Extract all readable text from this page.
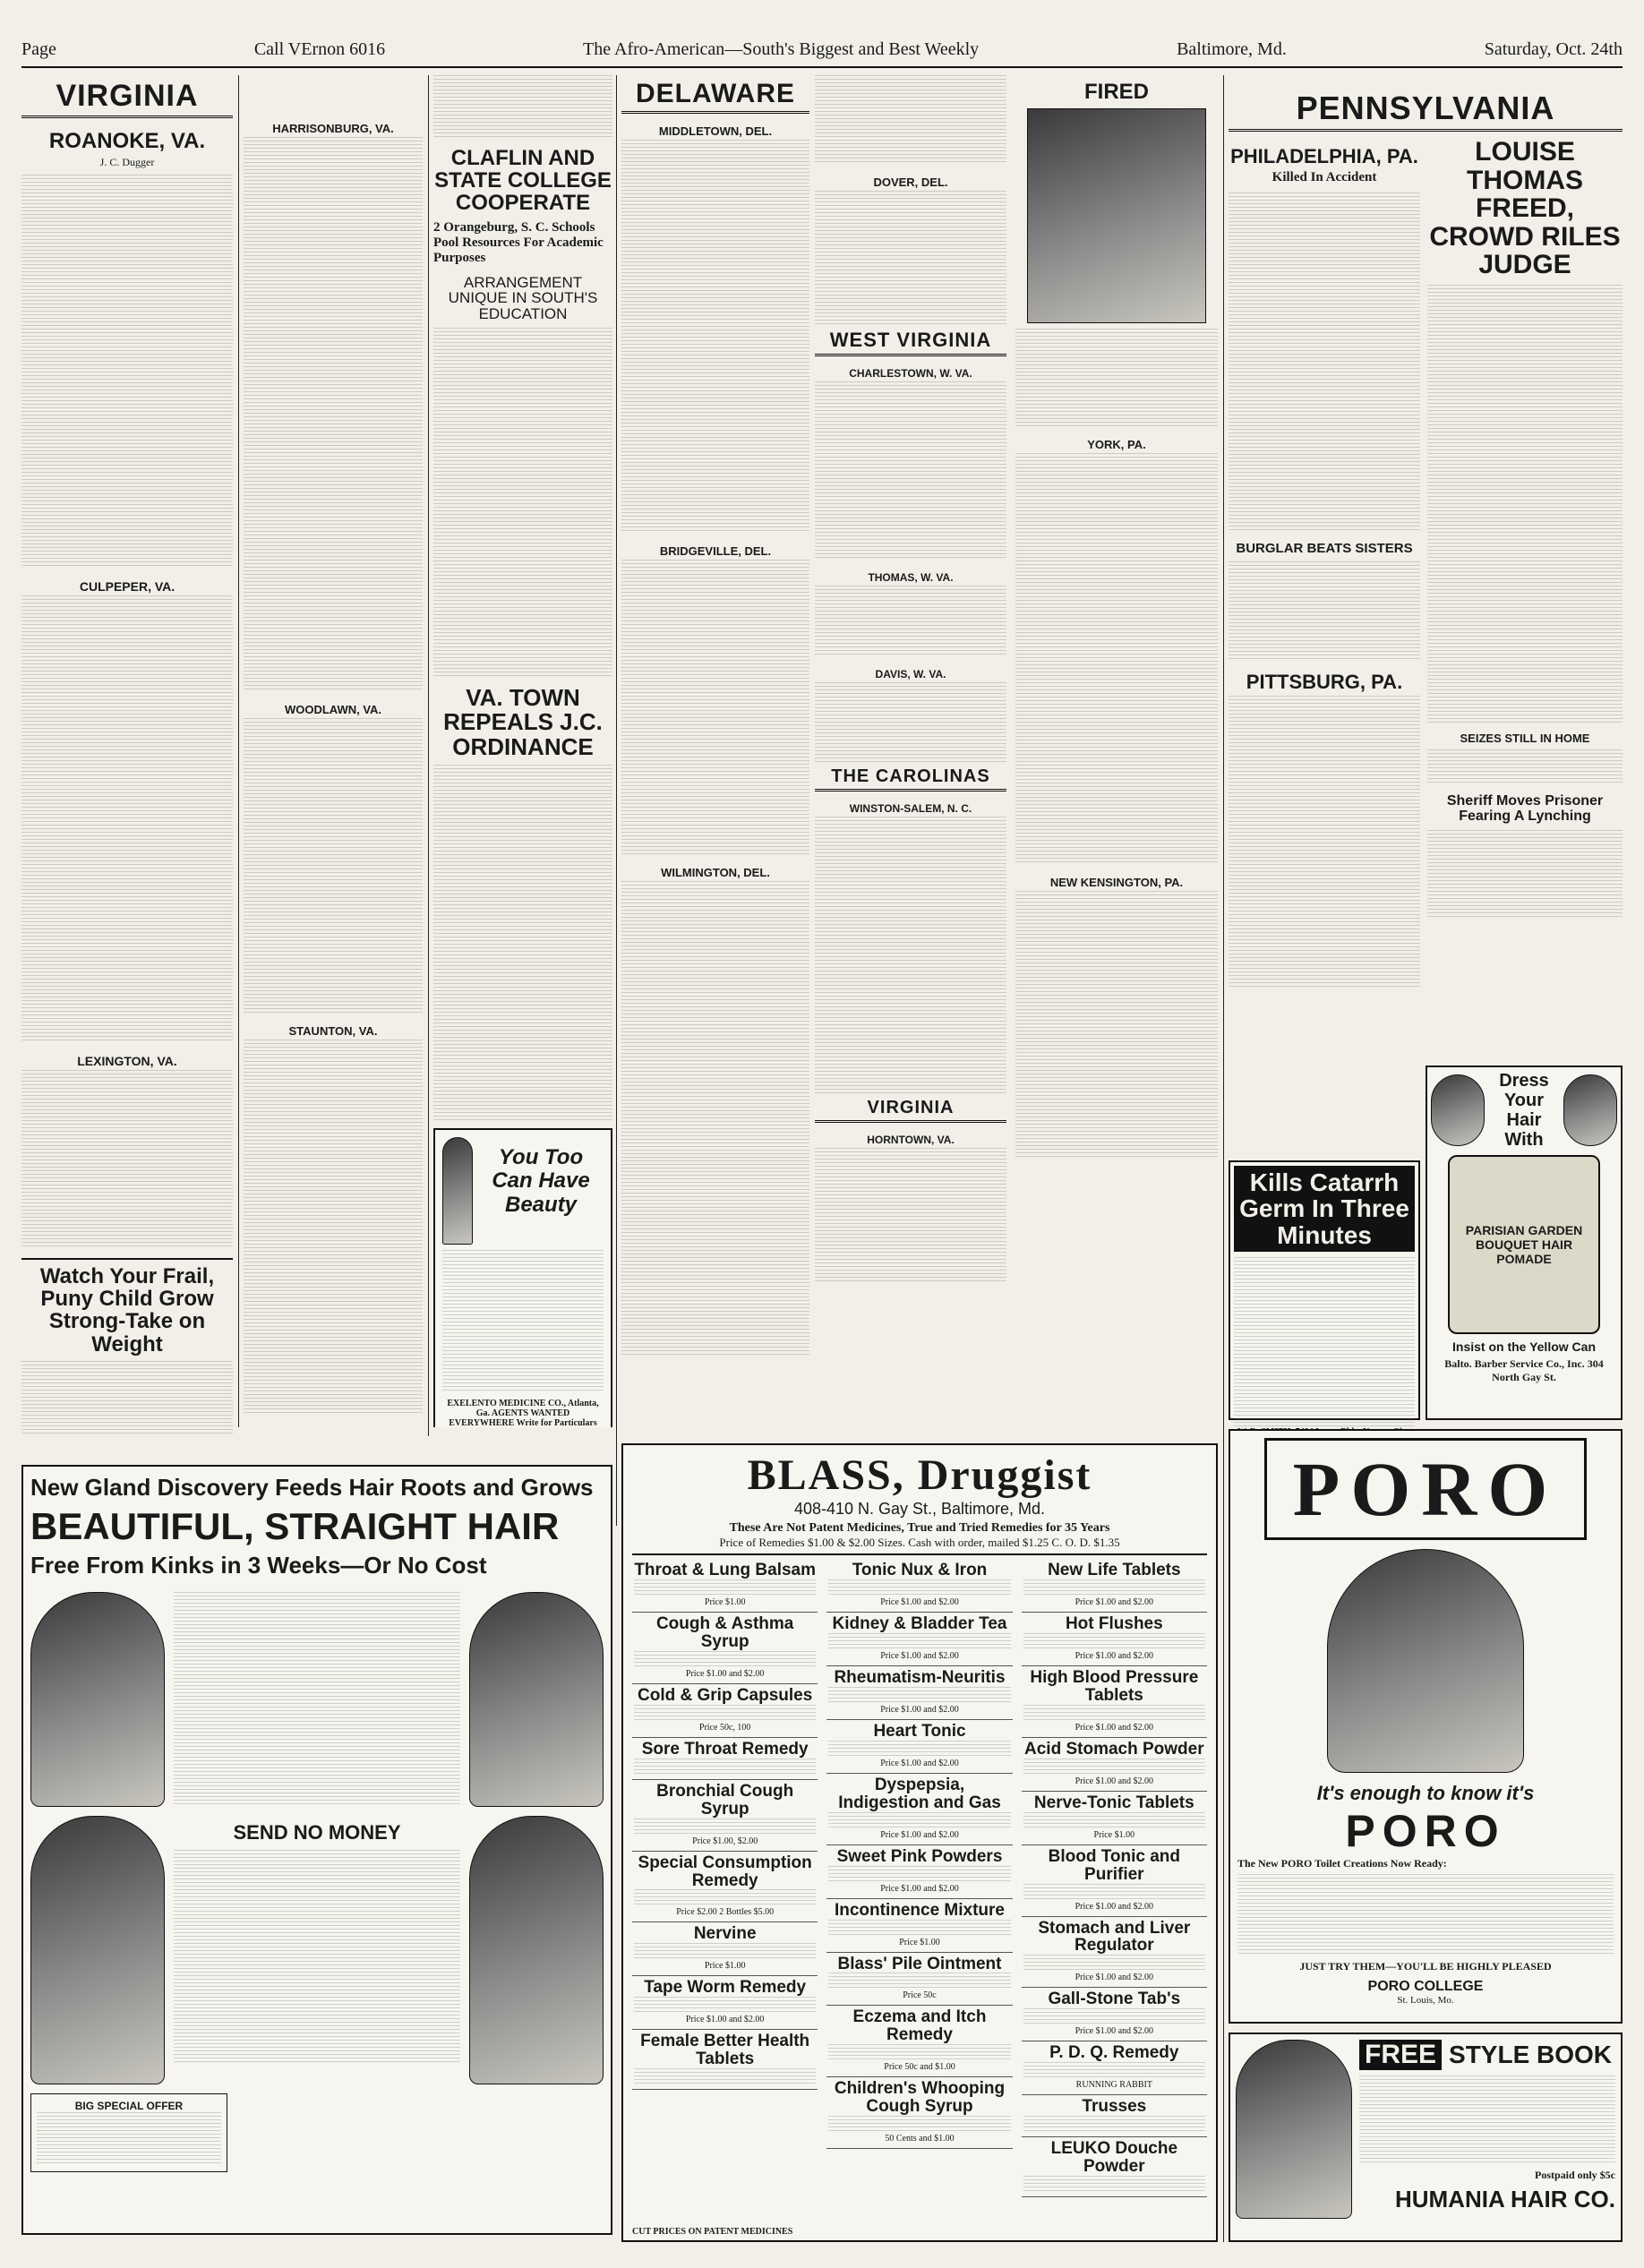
Page	Call VErnon 6016	The Afro-American—South's Biggest and Best Weekly	Baltimore, Md.	Saturday, Oct. 24th
VIRGINIA
ROANOKE, VA.
J. C. Dugger
CULPEPER, VA.
LEXINGTON, VA.
Watch Your Frail, Puny Child Grow Strong-Take on Weight
HARRISONBURG, VA.
WOODLAWN, VA.
STAUNTON, VA.
CLAFLIN AND STATE COLLEGE COOPERATE
2 Orangeburg, S. C. Schools Pool Resources For Academic Purposes
ARRANGEMENT UNIQUE IN SOUTH'S EDUCATION
VA. TOWN REPEALS J.C. ORDINANCE
You Too Can Have Beauty
EXELENTO MEDICINE CO., Atlanta, Ga. AGENTS WANTED EVERYWHERE Write for Particulars
New Gland Discovery Feeds Hair Roots and Grows
BEAUTIFUL, STRAIGHT HAIR
Free From Kinks in 3 Weeks—Or No Cost
SEND NO MONEY
BIG SPECIAL OFFER
DELAWARE
MIDDLETOWN, DEL.
BRIDGEVILLE, DEL.
WILMINGTON, DEL.
DOVER, DEL.
WEST VIRGINIA
CHARLESTOWN, W. VA.
THOMAS, W. VA.
DAVIS, W. VA.
THE CAROLINAS
WINSTON-SALEM, N. C.
VIRGINIA
HORNTOWN, VA.
FIRED
YORK, PA.
NEW KENSINGTON, PA.
BLASS, Druggist
408-410 N. Gay St., Baltimore, Md.
These Are Not Patent Medicines, True and Tried Remedies for 35 Years
Price of Remedies $1.00 & $2.00 Sizes. Cash with order, mailed $1.25 C. O. D. $1.35
Throat & Lung Balsam
Price $1.00
Cough & Asthma Syrup
Price $1.00 and $2.00
Cold & Grip Capsules
Price 50c, 100
Sore Throat Remedy
Bronchial Cough Syrup
Price $1.00, $2.00
Special Consumption Remedy
Price $2.00 2 Bottles $5.00
Nervine
Price $1.00
Tape Worm Remedy
Price $1.00 and $2.00
Female Better Health Tablets
Tonic Nux & Iron
Price $1.00 and $2.00
Kidney & Bladder Tea
Price $1.00 and $2.00
Rheumatism-Neuritis
Price $1.00 and $2.00
Heart Tonic
Price $1.00 and $2.00
Dyspepsia, Indigestion and Gas
Price $1.00 and $2.00
Sweet Pink Powders
Price $1.00 and $2.00
Incontinence Mixture
Price $1.00
Blass' Pile Ointment
Price 50c
Eczema and Itch Remedy
Price 50c and $1.00
Children's Whooping Cough Syrup
50 Cents and $1.00
New Life Tablets
Price $1.00 and $2.00
Hot Flushes
Price $1.00 and $2.00
High Blood Pressure Tablets
Price $1.00 and $2.00
Acid Stomach Powder
Price $1.00 and $2.00
Nerve-Tonic Tablets
Price $1.00
Blood Tonic and Purifier
Price $1.00 and $2.00
Stomach and Liver Regulator
Price $1.00 and $2.00
Gall-Stone Tab's
Price $1.00 and $2.00
P. D. Q. Remedy
RUNNING RABBIT
Trusses
LEUKO Douche Powder
CUT PRICES ON PATENT MEDICINES
PHILADELPHIA, PA.
Killed In Accident
BURGLAR BEATS SISTERS
PITTSBURG, PA.
PENNSYLVANIA
LOUISE THOMAS FREED, CROWD RILES JUDGE
SEIZES STILL IN HOME
Sheriff Moves Prisoner Fearing A Lynching
Kills Catarrh Germ In Three Minutes
Dress Your Hair With
PARISIAN GARDEN BOUQUET HAIR POMADE
Insist on the Yellow Can
Balto. Barber Service Co., Inc. 304 North Gay St.
PORO
It's enough to know it's
PORO
The New PORO Toilet Creations Now Ready:
JUST TRY THEM—YOU'LL BE HIGHLY PLEASED
PORO COLLEGE
St. Louis, Mo.
FREE STYLE BOOK
Postpaid only $5c
HUMANIA HAIR CO.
○ ○ ○ ○ ○
■ **Stated exercise**: Write out the whole listing exactly, and drop the pictures.

■ **Solved problem**:
Extract all readable text from this page.
Page	Call VErnon 6016	The Afro-American—South's Biggest and Best Weekly	Baltimore, Md.	Saturday, Oct. 24th
VIRGINIA
ROANOKE, VA.
J. C. Dugger
CULPEPER, VA.
LEXINGTON, VA.
Watch Your Frail, Puny Child Grow Strong-Take on Weight
HARRISONBURG, VA.
WOODLAWN, VA.
STAUNTON, VA.
CLAFLIN AND STATE COLLEGE COOPERATE
2 Orangeburg, S. C. Schools Pool Resources For Academic Purposes
ARRANGEMENT UNIQUE IN SOUTH'S EDUCATION
VA. TOWN REPEALS J.C. ORDINANCE
You Too Can Have Beauty
EXELENTO MEDICINE CO., Atlanta, Ga. AGENTS WANTED EVERYWHERE Write for Particulars
New Gland Discovery Feeds Hair Roots and Grows
BEAUTIFUL, STRAIGHT HAIR
Free From Kinks in 3 Weeks—Or No Cost
SEND NO MONEY
BIG SPECIAL OFFER
DELAWARE
MIDDLETOWN, DEL.
BRIDGEVILLE, DEL.
WILMINGTON, DEL.
DOVER, DEL.
WEST VIRGINIA
CHARLESTOWN, W. VA.
THOMAS, W. VA.
DAVIS, W. VA.
THE CAROLINAS
WINSTON-SALEM, N. C.
VIRGINIA
HORNTOWN, VA.
FIRED
YORK, PA.
NEW KENSINGTON, PA.
BLASS, Druggist
408-410 N. Gay St., Baltimore, Md.
These Are Not Patent Medicines, True and Tried Remedies for 35 Years
Price of Remedies $1.00 & $2.00 Sizes. Cash with order, mailed $1.25 C. O. D. $1.35
Throat & Lung Balsam
Price $1.00
Cough & Asthma Syrup
Price $1.00 and $2.00
Cold & Grip Capsules
Price 50c, 100
Sore Throat Remedy
Bronchial Cough Syrup
Price $1.00, $2.00
Special Consumption Remedy
Price $2.00 2 Bottles $5.00
Nervine
Price $1.00
Tape Worm Remedy
Price $1.00 and $2.00
Female Better Health Tablets
Tonic Nux & Iron
Price $1.00 and $2.00
Kidney & Bladder Tea
Price $1.00 and $2.00
Rheumatism-Neuritis
Price $1.00 and $2.00
Heart Tonic
Price $1.00 and $2.00
Dyspepsia, Indigestion and Gas
Price $1.00 and $2.00
Sweet Pink Powders
Price $1.00 and $2.00
Incontinence Mixture
Price $1.00
Blass' Pile Ointment
Price 50c
Eczema and Itch Remedy
Price 50c and $1.00
Children's Whooping Cough Syrup
50 Cents and $1.00
New Life Tablets
Price $1.00 and $2.00
Hot Flushes
Price $1.00 and $2.00
High Blood Pressure Tablets
Price $1.00 and $2.00
Acid Stomach Powder
Price $1.00 and $2.00
Nerve-Tonic Tablets
Price $1.00
Blood Tonic and Purifier
Price $1.00 and $2.00
Stomach and Liver Regulator
Price $1.00 and $2.00
Gall-Stone Tab's
Price $1.00 and $2.00
P. D. Q. Remedy
RUNNING RABBIT
Trusses
LEUKO Douche Powder
CUT PRICES ON PATENT MEDICINES
PHILADELPHIA, PA.
Killed In Accident
BURGLAR BEATS SISTERS
PITTSBURG, PA.
PENNSYLVANIA
LOUISE THOMAS FREED, CROWD RILES JUDGE
SEIZES STILL IN HOME
Sheriff Moves Prisoner Fearing A Lynching
Kills Catarrh Germ In Three Minutes
Dress Your Hair With
PARISIAN GARDEN BOUQUET HAIR POMADE
Insist on the Yellow Can
Balto. Barber Service Co., Inc. 304 North Gay St.
PORO
It's enough to know it's
PORO
The New PORO Toilet Creations Now Ready:
JUST TRY THEM—YOU'LL BE HIGHLY PLEASED
PORO COLLEGE
St. Louis, Mo.
FREE STYLE BOOK
Postpaid only $5c
HUMANIA HAIR CO.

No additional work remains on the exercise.